[Collected data entries]

════════

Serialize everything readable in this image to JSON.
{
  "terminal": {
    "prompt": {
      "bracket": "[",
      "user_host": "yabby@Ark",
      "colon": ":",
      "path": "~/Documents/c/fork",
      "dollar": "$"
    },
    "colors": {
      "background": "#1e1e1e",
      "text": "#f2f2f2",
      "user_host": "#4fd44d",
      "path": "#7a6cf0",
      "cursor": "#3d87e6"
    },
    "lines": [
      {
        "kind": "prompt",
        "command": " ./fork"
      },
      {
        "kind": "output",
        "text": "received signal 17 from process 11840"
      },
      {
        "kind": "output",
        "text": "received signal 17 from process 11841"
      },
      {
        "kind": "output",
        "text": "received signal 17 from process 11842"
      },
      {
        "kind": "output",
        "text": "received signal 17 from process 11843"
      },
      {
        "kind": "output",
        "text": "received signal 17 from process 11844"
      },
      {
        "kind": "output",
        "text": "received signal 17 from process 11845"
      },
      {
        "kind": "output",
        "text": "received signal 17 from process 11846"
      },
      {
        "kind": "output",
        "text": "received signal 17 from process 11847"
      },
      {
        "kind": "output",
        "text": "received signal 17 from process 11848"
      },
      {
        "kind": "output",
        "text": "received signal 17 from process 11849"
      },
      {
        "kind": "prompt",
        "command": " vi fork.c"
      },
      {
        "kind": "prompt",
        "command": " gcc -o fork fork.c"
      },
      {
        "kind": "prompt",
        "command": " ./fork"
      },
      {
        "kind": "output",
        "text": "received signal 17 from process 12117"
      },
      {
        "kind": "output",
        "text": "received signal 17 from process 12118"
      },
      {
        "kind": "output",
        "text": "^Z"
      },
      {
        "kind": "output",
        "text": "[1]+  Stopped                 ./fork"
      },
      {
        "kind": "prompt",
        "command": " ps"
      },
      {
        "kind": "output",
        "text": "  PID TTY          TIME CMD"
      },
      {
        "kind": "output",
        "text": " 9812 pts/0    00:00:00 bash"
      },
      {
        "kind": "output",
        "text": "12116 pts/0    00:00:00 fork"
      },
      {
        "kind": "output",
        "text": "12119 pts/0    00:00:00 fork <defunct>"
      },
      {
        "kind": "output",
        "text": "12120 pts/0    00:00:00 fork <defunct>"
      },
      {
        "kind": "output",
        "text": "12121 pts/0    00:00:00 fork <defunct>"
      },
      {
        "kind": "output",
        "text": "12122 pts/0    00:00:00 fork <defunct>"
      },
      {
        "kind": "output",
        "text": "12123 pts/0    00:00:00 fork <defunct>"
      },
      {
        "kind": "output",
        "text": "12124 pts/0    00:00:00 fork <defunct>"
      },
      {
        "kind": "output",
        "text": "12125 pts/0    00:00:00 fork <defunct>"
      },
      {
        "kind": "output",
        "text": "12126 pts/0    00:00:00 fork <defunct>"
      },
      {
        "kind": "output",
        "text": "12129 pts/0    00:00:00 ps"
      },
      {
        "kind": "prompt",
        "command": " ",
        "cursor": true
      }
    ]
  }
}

════════

■ **What is asked**:
Print again each line of the listing above, exactly as it appears.

■ **Solution**:
Serialize everything readable in this image to JSON.
{
  "terminal": {
    "prompt": {
      "bracket": "[",
      "user_host": "yabby@Ark",
      "colon": ":",
      "path": "~/Documents/c/fork",
      "dollar": "$"
    },
    "colors": {
      "background": "#1e1e1e",
      "text": "#f2f2f2",
      "user_host": "#4fd44d",
      "path": "#7a6cf0",
      "cursor": "#3d87e6"
    },
    "lines": [
      {
        "kind": "prompt",
        "command": " ./fork"
      },
      {
        "kind": "output",
        "text": "received signal 17 from process 11840"
      },
      {
        "kind": "output",
        "text": "received signal 17 from process 11841"
      },
      {
        "kind": "output",
        "text": "received signal 17 from process 11842"
      },
      {
        "kind": "output",
        "text": "received signal 17 from process 11843"
      },
      {
        "kind": "output",
        "text": "received signal 17 from process 11844"
      },
      {
        "kind": "output",
        "text": "received signal 17 from process 11845"
      },
      {
        "kind": "output",
        "text": "received signal 17 from process 11846"
      },
      {
        "kind": "output",
        "text": "received signal 17 from process 11847"
      },
      {
        "kind": "output",
        "text": "received signal 17 from process 11848"
      },
      {
        "kind": "output",
        "text": "received signal 17 from process 11849"
      },
      {
        "kind": "prompt",
        "command": " vi fork.c"
      },
      {
        "kind": "prompt",
        "command": " gcc -o fork fork.c"
      },
      {
        "kind": "prompt",
        "command": " ./fork"
      },
      {
        "kind": "output",
        "text": "received signal 17 from process 12117"
      },
      {
        "kind": "output",
        "text": "received signal 17 from process 12118"
      },
      {
        "kind": "output",
        "text": "^Z"
      },
      {
        "kind": "output",
        "text": "[1]+  Stopped                 ./fork"
      },
      {
        "kind": "prompt",
        "command": " ps"
      },
      {
        "kind": "output",
        "text": "  PID TTY          TIME CMD"
      },
      {
        "kind": "output",
        "text": " 9812 pts/0    00:00:00 bash"
      },
      {
        "kind": "output",
        "text": "12116 pts/0    00:00:00 fork"
      },
      {
        "kind": "output",
        "text": "12119 pts/0    00:00:00 fork <defunct>"
      },
      {
        "kind": "output",
        "text": "12120 pts/0    00:00:00 fork <defunct>"
      },
      {
        "kind": "output",
        "text": "12121 pts/0    00:00:00 fork <defunct>"
      },
      {
        "kind": "output",
        "text": "12122 pts/0    00:00:00 fork <defunct>"
      },
      {
        "kind": "output",
        "text": "12123 pts/0    00:00:00 fork <defunct>"
      },
      {
        "kind": "output",
        "text": "12124 pts/0    00:00:00 fork <defunct>"
      },
      {
        "kind": "output",
        "text": "12125 pts/0    00:00:00 fork <defunct>"
      },
      {
        "kind": "output",
        "text": "12126 pts/0    00:00:00 fork <defunct>"
      },
      {
        "kind": "output",
        "text": "12129 pts/0    00:00:00 ps"
      },
      {
        "kind": "prompt",
        "command": " ",
        "cursor": true
      }
    ]
  }
}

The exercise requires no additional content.